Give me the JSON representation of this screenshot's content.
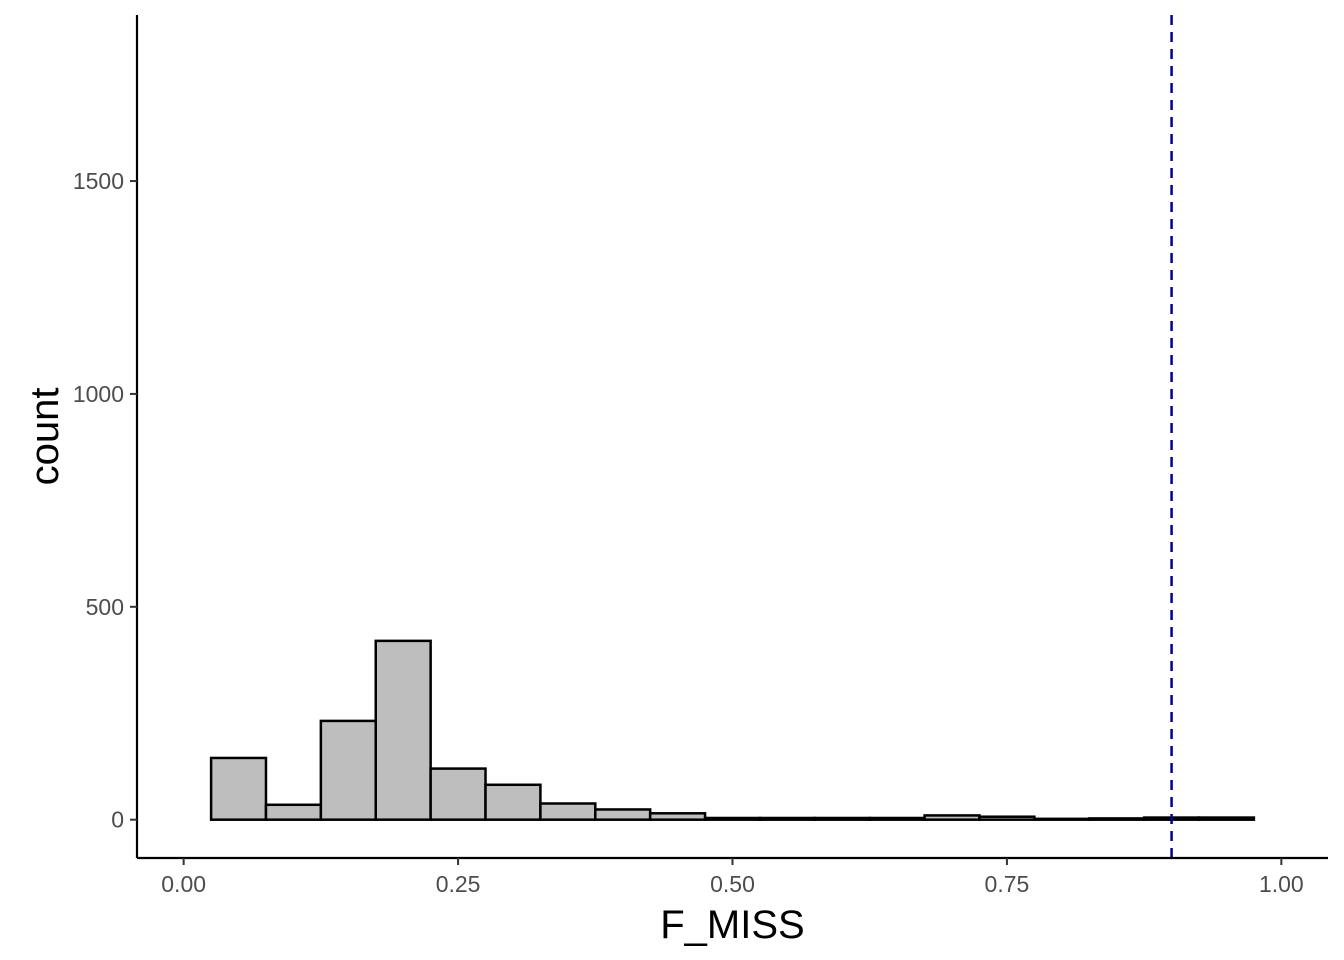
{
  "chart_data": {
    "type": "histogram",
    "title": "",
    "xlabel": "F_MISS",
    "ylabel": "count",
    "xlim": [
      -0.0425,
      1.0425
    ],
    "ylim": [
      -90,
      1890
    ],
    "x_ticks": [
      0,
      0.25,
      0.5,
      0.75,
      1
    ],
    "x_tick_labels": [
      "0.00",
      "0.25",
      "0.50",
      "0.75",
      "1.00"
    ],
    "y_ticks": [
      0,
      500,
      1000,
      1500
    ],
    "y_tick_labels": [
      "0",
      "500",
      "1000",
      "1500"
    ],
    "bin_width": 0.05,
    "bins": [
      {
        "x0": 0.025,
        "x1": 0.075,
        "count": 145
      },
      {
        "x0": 0.075,
        "x1": 0.125,
        "count": 35
      },
      {
        "x0": 0.125,
        "x1": 0.175,
        "count": 232
      },
      {
        "x0": 0.175,
        "x1": 0.225,
        "count": 420
      },
      {
        "x0": 0.225,
        "x1": 0.275,
        "count": 120
      },
      {
        "x0": 0.275,
        "x1": 0.325,
        "count": 82
      },
      {
        "x0": 0.325,
        "x1": 0.375,
        "count": 38
      },
      {
        "x0": 0.375,
        "x1": 0.425,
        "count": 24
      },
      {
        "x0": 0.425,
        "x1": 0.475,
        "count": 15
      },
      {
        "x0": 0.475,
        "x1": 0.525,
        "count": 4
      },
      {
        "x0": 0.525,
        "x1": 0.575,
        "count": 4
      },
      {
        "x0": 0.575,
        "x1": 0.625,
        "count": 4
      },
      {
        "x0": 0.625,
        "x1": 0.675,
        "count": 4
      },
      {
        "x0": 0.675,
        "x1": 0.725,
        "count": 10
      },
      {
        "x0": 0.725,
        "x1": 0.775,
        "count": 7
      },
      {
        "x0": 0.775,
        "x1": 0.825,
        "count": 2
      },
      {
        "x0": 0.825,
        "x1": 0.875,
        "count": 3
      },
      {
        "x0": 0.875,
        "x1": 0.925,
        "count": 5
      },
      {
        "x0": 0.925,
        "x1": 0.975,
        "count": 5
      }
    ],
    "vline": {
      "x": 0.9,
      "style": "dashed",
      "color": "#00008b"
    },
    "grid": false,
    "colors": {
      "bar_fill": "#bebebe",
      "bar_stroke": "#000000"
    }
  }
}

————————

WRITTEN EXERCISE:
Quote the material exactly. Pictures stay out.

IN RESPONSE:
Give me the JSON representation of this screenshot's content.
{
  "chart_data": {
    "type": "histogram",
    "title": "",
    "xlabel": "F_MISS",
    "ylabel": "count",
    "xlim": [
      -0.0425,
      1.0425
    ],
    "ylim": [
      -90,
      1890
    ],
    "x_ticks": [
      0,
      0.25,
      0.5,
      0.75,
      1
    ],
    "x_tick_labels": [
      "0.00",
      "0.25",
      "0.50",
      "0.75",
      "1.00"
    ],
    "y_ticks": [
      0,
      500,
      1000,
      1500
    ],
    "y_tick_labels": [
      "0",
      "500",
      "1000",
      "1500"
    ],
    "bin_width": 0.05,
    "bins": [
      {
        "x0": 0.025,
        "x1": 0.075,
        "count": 145
      },
      {
        "x0": 0.075,
        "x1": 0.125,
        "count": 35
      },
      {
        "x0": 0.125,
        "x1": 0.175,
        "count": 232
      },
      {
        "x0": 0.175,
        "x1": 0.225,
        "count": 420
      },
      {
        "x0": 0.225,
        "x1": 0.275,
        "count": 120
      },
      {
        "x0": 0.275,
        "x1": 0.325,
        "count": 82
      },
      {
        "x0": 0.325,
        "x1": 0.375,
        "count": 38
      },
      {
        "x0": 0.375,
        "x1": 0.425,
        "count": 24
      },
      {
        "x0": 0.425,
        "x1": 0.475,
        "count": 15
      },
      {
        "x0": 0.475,
        "x1": 0.525,
        "count": 4
      },
      {
        "x0": 0.525,
        "x1": 0.575,
        "count": 4
      },
      {
        "x0": 0.575,
        "x1": 0.625,
        "count": 4
      },
      {
        "x0": 0.625,
        "x1": 0.675,
        "count": 4
      },
      {
        "x0": 0.675,
        "x1": 0.725,
        "count": 10
      },
      {
        "x0": 0.725,
        "x1": 0.775,
        "count": 7
      },
      {
        "x0": 0.775,
        "x1": 0.825,
        "count": 2
      },
      {
        "x0": 0.825,
        "x1": 0.875,
        "count": 3
      },
      {
        "x0": 0.875,
        "x1": 0.925,
        "count": 5
      },
      {
        "x0": 0.925,
        "x1": 0.975,
        "count": 5
      }
    ],
    "vline": {
      "x": 0.9,
      "style": "dashed",
      "color": "#00008b"
    },
    "grid": false,
    "colors": {
      "bar_fill": "#bebebe",
      "bar_stroke": "#000000"
    }
  }
}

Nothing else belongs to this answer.